◆ **TASK GOAL**: Of all the lines in this data, how many include "profesión"? Respond with the number only.

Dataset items
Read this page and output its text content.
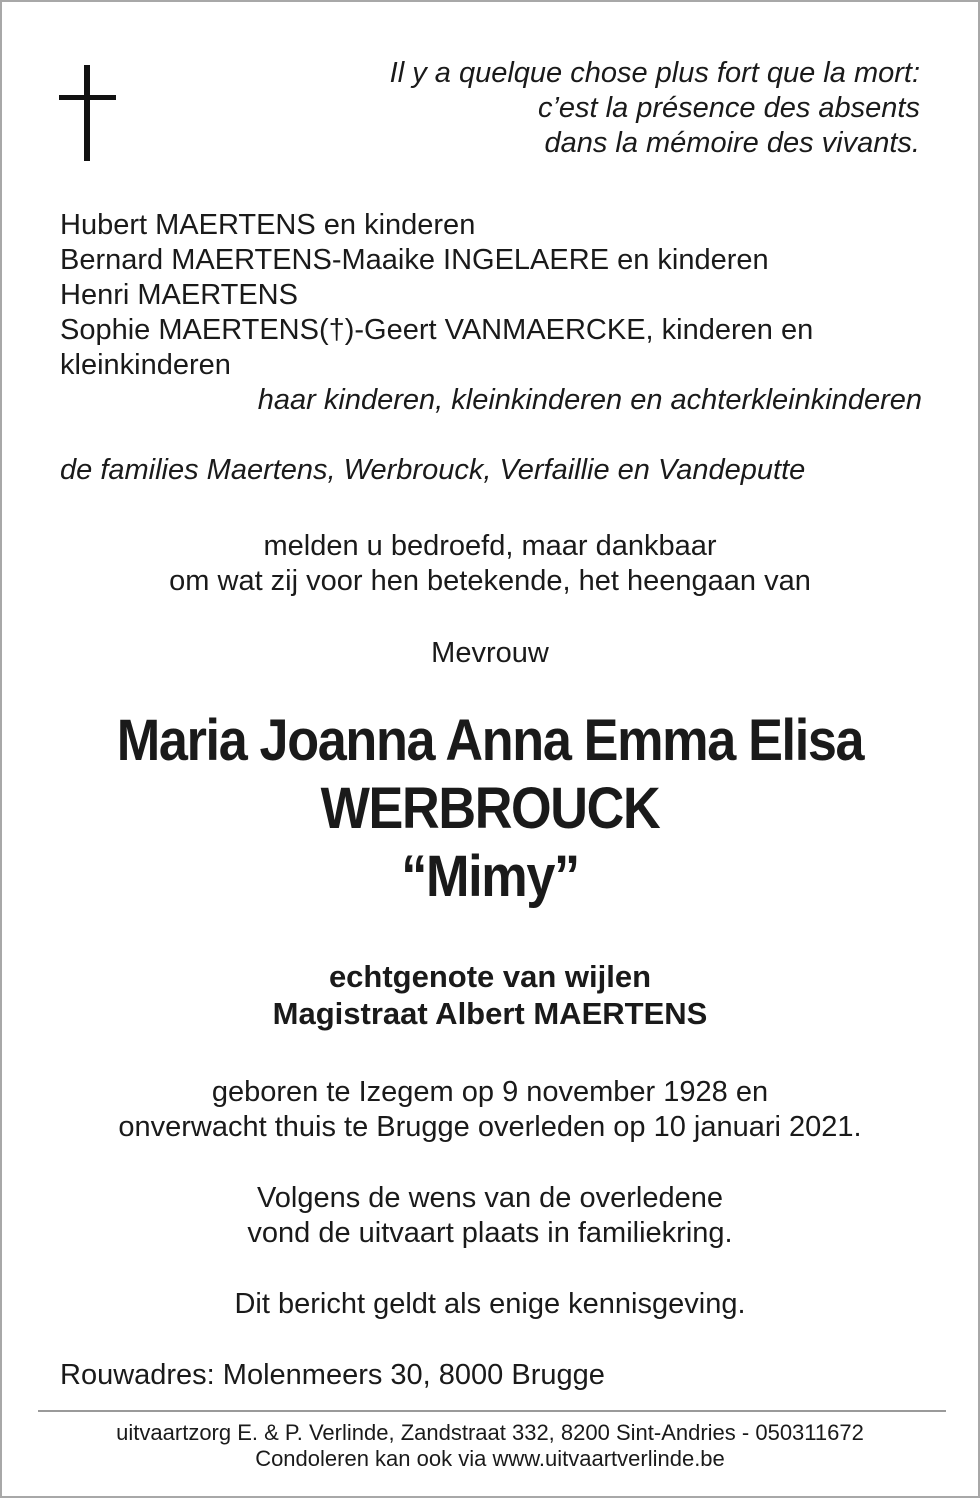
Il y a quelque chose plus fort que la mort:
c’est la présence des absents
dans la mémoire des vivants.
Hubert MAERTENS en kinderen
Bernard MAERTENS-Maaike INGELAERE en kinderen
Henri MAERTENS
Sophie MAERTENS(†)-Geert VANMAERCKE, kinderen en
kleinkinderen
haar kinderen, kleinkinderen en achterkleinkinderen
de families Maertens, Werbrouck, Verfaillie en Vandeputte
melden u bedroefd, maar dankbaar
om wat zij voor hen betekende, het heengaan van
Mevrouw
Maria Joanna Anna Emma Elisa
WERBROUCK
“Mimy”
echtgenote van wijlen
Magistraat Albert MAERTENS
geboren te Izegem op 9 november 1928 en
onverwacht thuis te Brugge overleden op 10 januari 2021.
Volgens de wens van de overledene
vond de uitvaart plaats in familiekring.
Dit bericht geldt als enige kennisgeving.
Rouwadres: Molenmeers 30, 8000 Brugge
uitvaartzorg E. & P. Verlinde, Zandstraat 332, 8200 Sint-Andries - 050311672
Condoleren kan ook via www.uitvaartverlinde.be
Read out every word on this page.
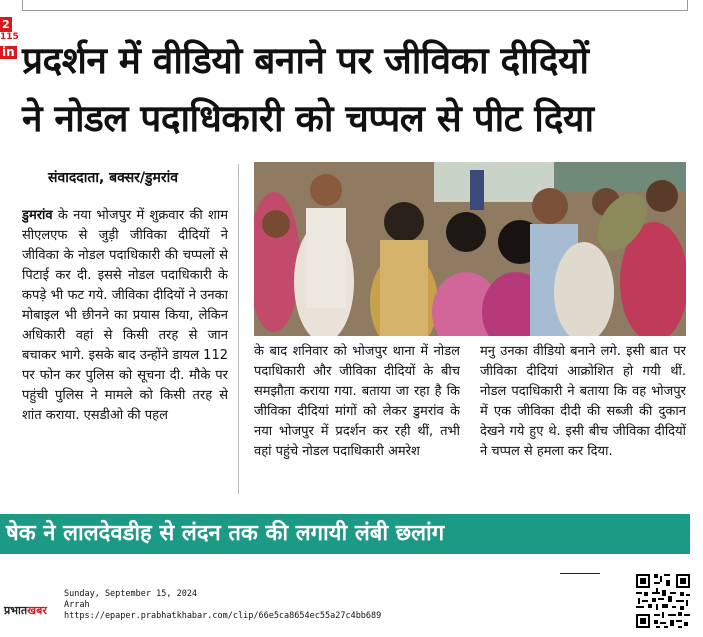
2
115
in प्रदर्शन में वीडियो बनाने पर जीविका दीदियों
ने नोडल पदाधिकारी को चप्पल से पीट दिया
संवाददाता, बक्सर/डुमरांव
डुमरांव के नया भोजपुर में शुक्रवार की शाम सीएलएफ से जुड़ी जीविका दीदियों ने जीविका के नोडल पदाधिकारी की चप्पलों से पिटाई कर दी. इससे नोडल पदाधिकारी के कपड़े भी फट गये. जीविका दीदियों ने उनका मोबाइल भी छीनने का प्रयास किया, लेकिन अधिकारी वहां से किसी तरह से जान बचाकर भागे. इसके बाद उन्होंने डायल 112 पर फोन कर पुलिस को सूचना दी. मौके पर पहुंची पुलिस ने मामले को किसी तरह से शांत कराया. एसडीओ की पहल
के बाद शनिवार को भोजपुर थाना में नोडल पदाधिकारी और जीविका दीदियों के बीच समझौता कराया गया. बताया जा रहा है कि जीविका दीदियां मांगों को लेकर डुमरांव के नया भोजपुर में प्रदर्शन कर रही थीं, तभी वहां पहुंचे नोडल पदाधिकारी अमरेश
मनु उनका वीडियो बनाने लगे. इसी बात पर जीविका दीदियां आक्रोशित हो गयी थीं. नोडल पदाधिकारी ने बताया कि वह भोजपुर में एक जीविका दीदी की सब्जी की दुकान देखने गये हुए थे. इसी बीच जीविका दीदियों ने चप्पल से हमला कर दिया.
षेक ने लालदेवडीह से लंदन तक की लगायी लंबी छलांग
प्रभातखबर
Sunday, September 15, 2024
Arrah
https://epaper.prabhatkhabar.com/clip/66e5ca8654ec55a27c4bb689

* * *

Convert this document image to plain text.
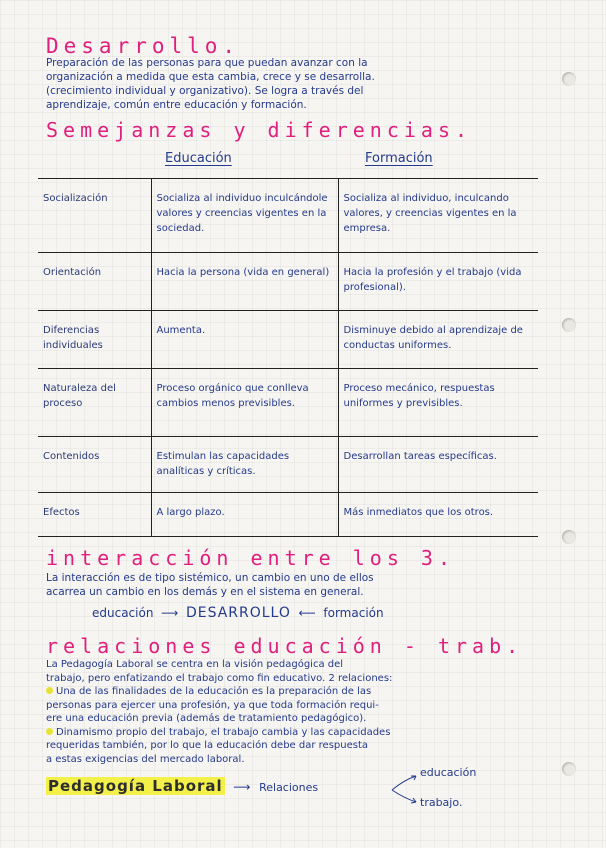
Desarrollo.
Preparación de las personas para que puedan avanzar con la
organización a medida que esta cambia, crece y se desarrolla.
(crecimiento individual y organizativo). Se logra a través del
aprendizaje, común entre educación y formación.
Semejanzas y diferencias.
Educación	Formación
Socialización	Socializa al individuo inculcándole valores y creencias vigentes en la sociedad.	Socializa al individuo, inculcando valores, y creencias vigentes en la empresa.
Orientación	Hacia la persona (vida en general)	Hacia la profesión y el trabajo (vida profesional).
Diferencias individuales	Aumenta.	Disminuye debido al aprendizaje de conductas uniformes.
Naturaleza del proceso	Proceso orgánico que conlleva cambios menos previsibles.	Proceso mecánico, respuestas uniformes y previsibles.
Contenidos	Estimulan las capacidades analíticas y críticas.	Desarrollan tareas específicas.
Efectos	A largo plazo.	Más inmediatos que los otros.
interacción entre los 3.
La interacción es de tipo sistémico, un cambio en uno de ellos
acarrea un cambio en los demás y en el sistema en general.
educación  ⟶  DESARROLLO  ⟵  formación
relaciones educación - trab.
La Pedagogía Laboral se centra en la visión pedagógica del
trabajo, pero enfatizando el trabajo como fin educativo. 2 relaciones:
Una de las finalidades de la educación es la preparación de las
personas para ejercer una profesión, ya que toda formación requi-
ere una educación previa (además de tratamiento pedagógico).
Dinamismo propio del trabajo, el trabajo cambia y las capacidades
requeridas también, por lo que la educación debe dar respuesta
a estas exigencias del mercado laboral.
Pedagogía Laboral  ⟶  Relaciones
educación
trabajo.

* * *

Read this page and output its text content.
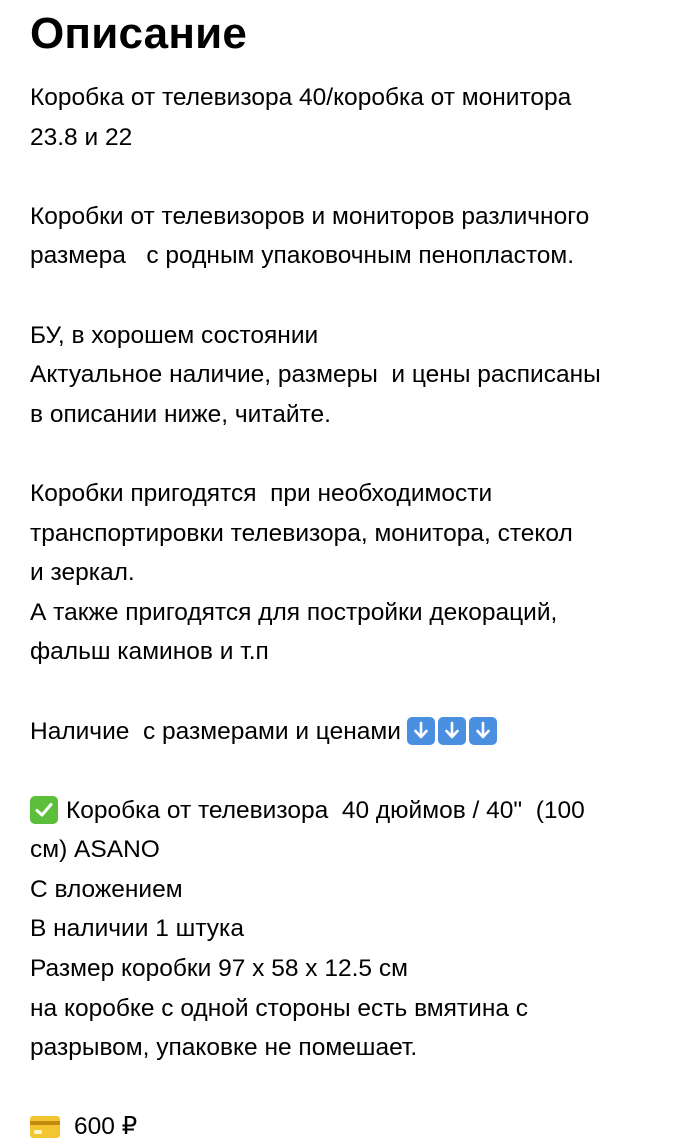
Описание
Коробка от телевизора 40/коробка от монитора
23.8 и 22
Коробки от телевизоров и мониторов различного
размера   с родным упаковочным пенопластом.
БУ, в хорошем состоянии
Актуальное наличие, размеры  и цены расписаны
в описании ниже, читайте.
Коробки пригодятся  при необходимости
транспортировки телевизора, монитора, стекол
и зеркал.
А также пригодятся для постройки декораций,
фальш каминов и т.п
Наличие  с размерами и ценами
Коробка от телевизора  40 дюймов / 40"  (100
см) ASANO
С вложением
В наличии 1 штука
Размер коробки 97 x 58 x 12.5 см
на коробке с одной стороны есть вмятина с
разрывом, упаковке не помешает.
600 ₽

◆ **FINISHED EXERCISE**: 2